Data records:
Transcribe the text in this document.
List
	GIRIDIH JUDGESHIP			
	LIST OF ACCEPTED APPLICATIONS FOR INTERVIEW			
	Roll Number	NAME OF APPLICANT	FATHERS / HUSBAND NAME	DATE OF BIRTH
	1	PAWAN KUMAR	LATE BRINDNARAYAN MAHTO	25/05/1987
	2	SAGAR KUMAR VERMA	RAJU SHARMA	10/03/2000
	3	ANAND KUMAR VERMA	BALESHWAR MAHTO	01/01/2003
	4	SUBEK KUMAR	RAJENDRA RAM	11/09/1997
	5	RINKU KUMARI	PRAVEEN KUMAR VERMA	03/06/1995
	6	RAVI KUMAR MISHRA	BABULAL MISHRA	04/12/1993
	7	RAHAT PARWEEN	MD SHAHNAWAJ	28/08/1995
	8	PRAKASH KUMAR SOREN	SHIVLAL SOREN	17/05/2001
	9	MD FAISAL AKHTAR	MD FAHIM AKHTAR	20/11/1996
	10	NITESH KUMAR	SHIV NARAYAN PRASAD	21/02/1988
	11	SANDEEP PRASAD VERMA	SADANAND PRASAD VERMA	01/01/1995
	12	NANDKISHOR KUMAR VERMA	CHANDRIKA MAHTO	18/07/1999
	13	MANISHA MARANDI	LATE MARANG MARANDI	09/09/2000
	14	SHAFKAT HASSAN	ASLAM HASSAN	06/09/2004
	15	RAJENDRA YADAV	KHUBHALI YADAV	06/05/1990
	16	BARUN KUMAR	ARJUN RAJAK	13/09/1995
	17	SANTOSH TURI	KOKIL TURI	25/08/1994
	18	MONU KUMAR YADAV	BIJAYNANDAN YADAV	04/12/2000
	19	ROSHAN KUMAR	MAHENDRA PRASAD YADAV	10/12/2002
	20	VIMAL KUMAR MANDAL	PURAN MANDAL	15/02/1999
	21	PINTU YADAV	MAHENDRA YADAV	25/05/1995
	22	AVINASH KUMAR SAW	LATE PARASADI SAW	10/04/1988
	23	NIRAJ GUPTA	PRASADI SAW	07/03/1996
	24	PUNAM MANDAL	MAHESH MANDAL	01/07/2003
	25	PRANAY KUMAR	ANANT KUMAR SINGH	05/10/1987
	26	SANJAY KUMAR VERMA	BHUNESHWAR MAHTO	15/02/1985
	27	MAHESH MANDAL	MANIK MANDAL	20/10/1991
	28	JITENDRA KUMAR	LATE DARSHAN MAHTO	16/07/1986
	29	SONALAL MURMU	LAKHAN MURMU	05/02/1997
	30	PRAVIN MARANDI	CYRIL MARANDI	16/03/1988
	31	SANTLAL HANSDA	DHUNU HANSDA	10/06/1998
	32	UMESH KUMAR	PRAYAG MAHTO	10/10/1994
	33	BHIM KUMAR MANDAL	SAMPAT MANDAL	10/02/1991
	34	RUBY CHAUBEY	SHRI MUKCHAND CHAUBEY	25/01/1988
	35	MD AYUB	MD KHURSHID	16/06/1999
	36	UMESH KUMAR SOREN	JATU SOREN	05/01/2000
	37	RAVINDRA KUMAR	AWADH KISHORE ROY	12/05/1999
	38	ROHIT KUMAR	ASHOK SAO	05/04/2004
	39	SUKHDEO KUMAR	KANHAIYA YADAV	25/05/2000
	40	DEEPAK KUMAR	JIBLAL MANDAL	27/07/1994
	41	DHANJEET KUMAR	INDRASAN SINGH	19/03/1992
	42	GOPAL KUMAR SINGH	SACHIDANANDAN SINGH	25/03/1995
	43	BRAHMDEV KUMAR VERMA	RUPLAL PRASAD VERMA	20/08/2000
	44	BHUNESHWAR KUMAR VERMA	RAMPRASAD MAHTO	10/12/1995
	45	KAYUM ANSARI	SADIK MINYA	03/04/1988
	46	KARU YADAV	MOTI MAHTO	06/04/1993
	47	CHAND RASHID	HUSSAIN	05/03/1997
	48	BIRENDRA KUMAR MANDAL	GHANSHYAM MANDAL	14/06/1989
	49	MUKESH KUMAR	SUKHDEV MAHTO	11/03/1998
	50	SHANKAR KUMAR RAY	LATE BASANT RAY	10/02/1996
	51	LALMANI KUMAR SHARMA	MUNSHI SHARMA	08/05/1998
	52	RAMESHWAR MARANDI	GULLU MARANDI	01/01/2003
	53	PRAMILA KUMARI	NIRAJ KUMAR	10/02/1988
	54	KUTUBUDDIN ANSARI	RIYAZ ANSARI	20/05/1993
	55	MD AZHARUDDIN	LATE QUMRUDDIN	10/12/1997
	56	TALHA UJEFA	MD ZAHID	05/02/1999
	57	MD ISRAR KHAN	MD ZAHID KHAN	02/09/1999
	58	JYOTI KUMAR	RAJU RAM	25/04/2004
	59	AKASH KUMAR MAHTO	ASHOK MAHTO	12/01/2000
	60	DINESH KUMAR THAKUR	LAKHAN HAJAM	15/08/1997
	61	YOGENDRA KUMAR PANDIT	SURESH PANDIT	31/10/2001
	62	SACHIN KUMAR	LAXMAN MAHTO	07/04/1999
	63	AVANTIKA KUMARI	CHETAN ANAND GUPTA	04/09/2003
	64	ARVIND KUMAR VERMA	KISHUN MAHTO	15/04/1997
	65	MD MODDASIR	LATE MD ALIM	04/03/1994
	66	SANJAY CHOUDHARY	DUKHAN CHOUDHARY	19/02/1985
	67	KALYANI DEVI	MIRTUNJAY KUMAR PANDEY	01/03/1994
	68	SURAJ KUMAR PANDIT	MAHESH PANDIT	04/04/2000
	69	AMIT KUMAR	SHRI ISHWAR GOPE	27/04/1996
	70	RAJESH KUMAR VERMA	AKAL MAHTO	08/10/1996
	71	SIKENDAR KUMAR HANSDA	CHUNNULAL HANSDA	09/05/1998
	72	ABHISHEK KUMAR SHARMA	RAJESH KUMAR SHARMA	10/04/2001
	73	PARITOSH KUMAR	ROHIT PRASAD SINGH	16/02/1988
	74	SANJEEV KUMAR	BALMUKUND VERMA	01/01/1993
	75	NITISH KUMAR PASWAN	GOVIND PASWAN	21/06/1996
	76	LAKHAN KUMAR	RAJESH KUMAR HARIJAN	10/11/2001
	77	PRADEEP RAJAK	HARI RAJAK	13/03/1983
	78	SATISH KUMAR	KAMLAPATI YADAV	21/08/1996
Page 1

▸ YOUR TASK:
Report how many lines of the data hold the string "RAJU"; give only the number.

▸ OUTPUT OF THE EXERCISE:
2